### The problem
Transcribe every line exactly. Leave the pictures behind.

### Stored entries
=-=-=

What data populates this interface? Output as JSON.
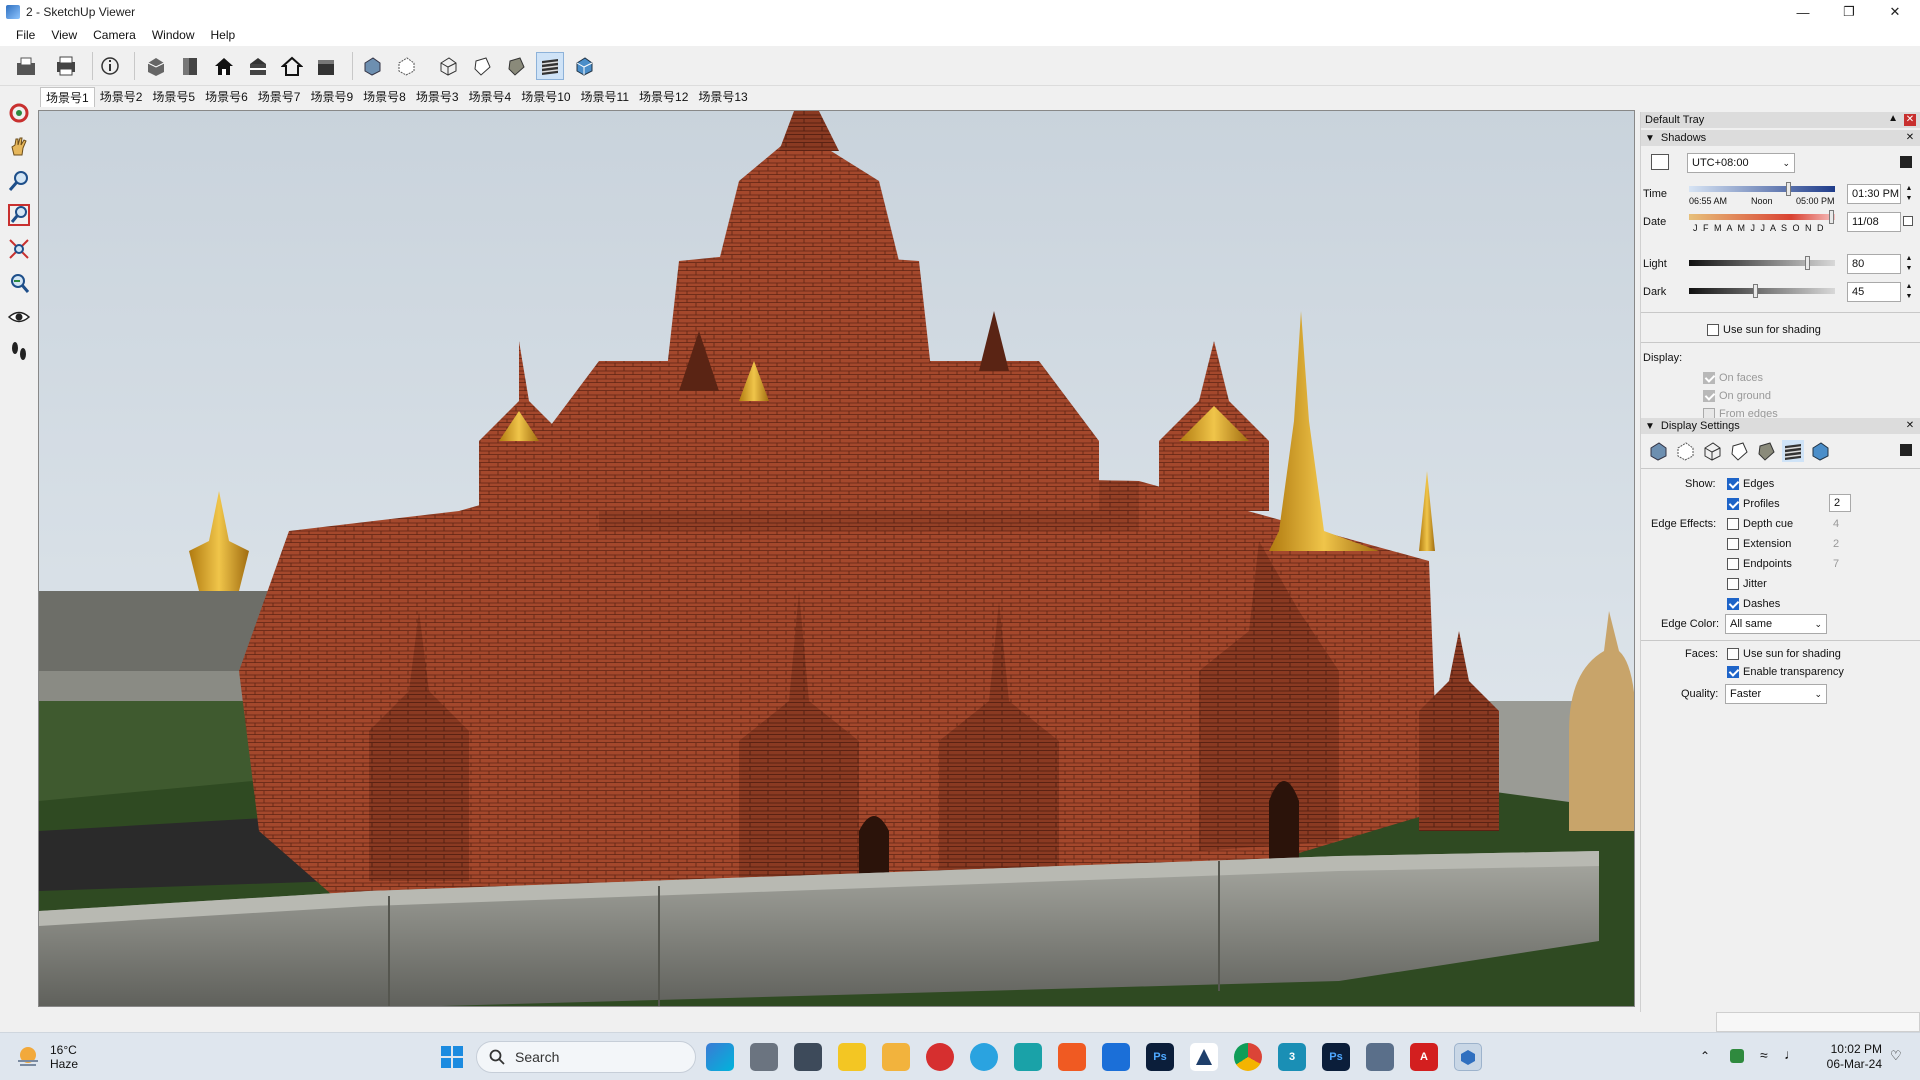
{
  "window": {
    "title": "2 - SketchUp Viewer",
    "minimize_icon": "minimize-icon",
    "maximize_icon": "restore-icon",
    "close_icon": "close-icon"
  },
  "menu": [
    "File",
    "View",
    "Camera",
    "Window",
    "Help"
  ],
  "toolbar": {
    "icons": [
      "open-file-icon",
      "print-icon",
      "model-info-icon",
      "iso-view-icon",
      "top-view-icon",
      "front-view-icon",
      "right-view-icon",
      "back-view-icon",
      "left-view-icon",
      "xray-icon",
      "back-edges-icon",
      "wireframe-icon",
      "hidden-line-icon",
      "shaded-icon",
      "shaded-textures-icon",
      "monochrome-icon"
    ]
  },
  "scenes": [
    "场景号1",
    "场景号2",
    "场景号5",
    "场景号6",
    "场景号7",
    "场景号9",
    "场景号8",
    "场景号3",
    "场景号4",
    "场景号10",
    "场景号11",
    "场景号12",
    "场景号13"
  ],
  "left_tools": [
    "orbit-icon",
    "pan-icon",
    "zoom-icon",
    "zoom-window-icon",
    "zoom-extents-icon",
    "zoom-previous-icon",
    "look-around-icon",
    "walk-icon"
  ],
  "tray": {
    "title": "Default Tray",
    "shadows": {
      "header": "Shadows",
      "timezone": "UTC+08:00",
      "time_label": "Time",
      "time_start": "06:55 AM",
      "time_noon": "Noon",
      "time_end": "05:00 PM",
      "time_value": "01:30 PM",
      "time_fraction": 0.68,
      "date_label": "Date",
      "months": "J F M A M J J A S O N D",
      "date_value": "11/08",
      "light_label": "Light",
      "light_value": "80",
      "dark_label": "Dark",
      "dark_value": "45",
      "use_sun": "Use sun for shading",
      "display_label": "Display:",
      "on_faces": "On faces",
      "on_ground": "On ground",
      "from_edges": "From edges"
    },
    "display_settings": {
      "header": "Display Settings",
      "show_label": "Show:",
      "edges": "Edges",
      "profiles": "Profiles",
      "profiles_value": "2",
      "edge_effects_label": "Edge Effects:",
      "depth_cue": "Depth cue",
      "depth_cue_value": "4",
      "extension": "Extension",
      "extension_value": "2",
      "endpoints": "Endpoints",
      "endpoints_value": "7",
      "jitter": "Jitter",
      "dashes": "Dashes",
      "edge_color_label": "Edge Color:",
      "edge_color_value": "All same",
      "faces_label": "Faces:",
      "use_sun": "Use sun for shading",
      "enable_transparency": "Enable transparency",
      "quality_label": "Quality:",
      "quality_value": "Faster"
    }
  },
  "taskbar": {
    "weather_temp": "16°C",
    "weather_desc": "Haze",
    "search_placeholder": "Search",
    "time": "10:02 PM",
    "date": "06-Mar-24",
    "apps": [
      "windows-start-icon",
      "file-explorer-icon",
      "calculator-icon",
      "sticky-notes-icon",
      "folder-icon",
      "opera-icon",
      "telegram-icon",
      "app-icon",
      "brave-icon",
      "feedback-icon",
      "photoshop-icon",
      "autodesk-icon",
      "chrome-icon",
      "app-icon-2",
      "photoshop-icon-2",
      "image-viewer-icon",
      "acrobat-icon",
      "sketchup-viewer-icon"
    ]
  }
}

=-=-=

### Solution
What data populates this interface? Output as JSON.
{
  "window": {
    "title": "2 - SketchUp Viewer",
    "minimize_icon": "minimize-icon",
    "maximize_icon": "restore-icon",
    "close_icon": "close-icon"
  },
  "menu": [
    "File",
    "View",
    "Camera",
    "Window",
    "Help"
  ],
  "toolbar": {
    "icons": [
      "open-file-icon",
      "print-icon",
      "model-info-icon",
      "iso-view-icon",
      "top-view-icon",
      "front-view-icon",
      "right-view-icon",
      "back-view-icon",
      "left-view-icon",
      "xray-icon",
      "back-edges-icon",
      "wireframe-icon",
      "hidden-line-icon",
      "shaded-icon",
      "shaded-textures-icon",
      "monochrome-icon"
    ]
  },
  "scenes": [
    "场景号1",
    "场景号2",
    "场景号5",
    "场景号6",
    "场景号7",
    "场景号9",
    "场景号8",
    "场景号3",
    "场景号4",
    "场景号10",
    "场景号11",
    "场景号12",
    "场景号13"
  ],
  "left_tools": [
    "orbit-icon",
    "pan-icon",
    "zoom-icon",
    "zoom-window-icon",
    "zoom-extents-icon",
    "zoom-previous-icon",
    "look-around-icon",
    "walk-icon"
  ],
  "tray": {
    "title": "Default Tray",
    "shadows": {
      "header": "Shadows",
      "timezone": "UTC+08:00",
      "time_label": "Time",
      "time_start": "06:55 AM",
      "time_noon": "Noon",
      "time_end": "05:00 PM",
      "time_value": "01:30 PM",
      "time_fraction": 0.68,
      "date_label": "Date",
      "months": "J F M A M J J A S O N D",
      "date_value": "11/08",
      "light_label": "Light",
      "light_value": "80",
      "dark_label": "Dark",
      "dark_value": "45",
      "use_sun": "Use sun for shading",
      "display_label": "Display:",
      "on_faces": "On faces",
      "on_ground": "On ground",
      "from_edges": "From edges"
    },
    "display_settings": {
      "header": "Display Settings",
      "show_label": "Show:",
      "edges": "Edges",
      "profiles": "Profiles",
      "profiles_value": "2",
      "edge_effects_label": "Edge Effects:",
      "depth_cue": "Depth cue",
      "depth_cue_value": "4",
      "extension": "Extension",
      "extension_value": "2",
      "endpoints": "Endpoints",
      "endpoints_value": "7",
      "jitter": "Jitter",
      "dashes": "Dashes",
      "edge_color_label": "Edge Color:",
      "edge_color_value": "All same",
      "faces_label": "Faces:",
      "use_sun": "Use sun for shading",
      "enable_transparency": "Enable transparency",
      "quality_label": "Quality:",
      "quality_value": "Faster"
    }
  },
  "taskbar": {
    "weather_temp": "16°C",
    "weather_desc": "Haze",
    "search_placeholder": "Search",
    "time": "10:02 PM",
    "date": "06-Mar-24",
    "apps": [
      "windows-start-icon",
      "file-explorer-icon",
      "calculator-icon",
      "sticky-notes-icon",
      "folder-icon",
      "opera-icon",
      "telegram-icon",
      "app-icon",
      "brave-icon",
      "feedback-icon",
      "photoshop-icon",
      "autodesk-icon",
      "chrome-icon",
      "app-icon-2",
      "photoshop-icon-2",
      "image-viewer-icon",
      "acrobat-icon",
      "sketchup-viewer-icon"
    ]
  }
}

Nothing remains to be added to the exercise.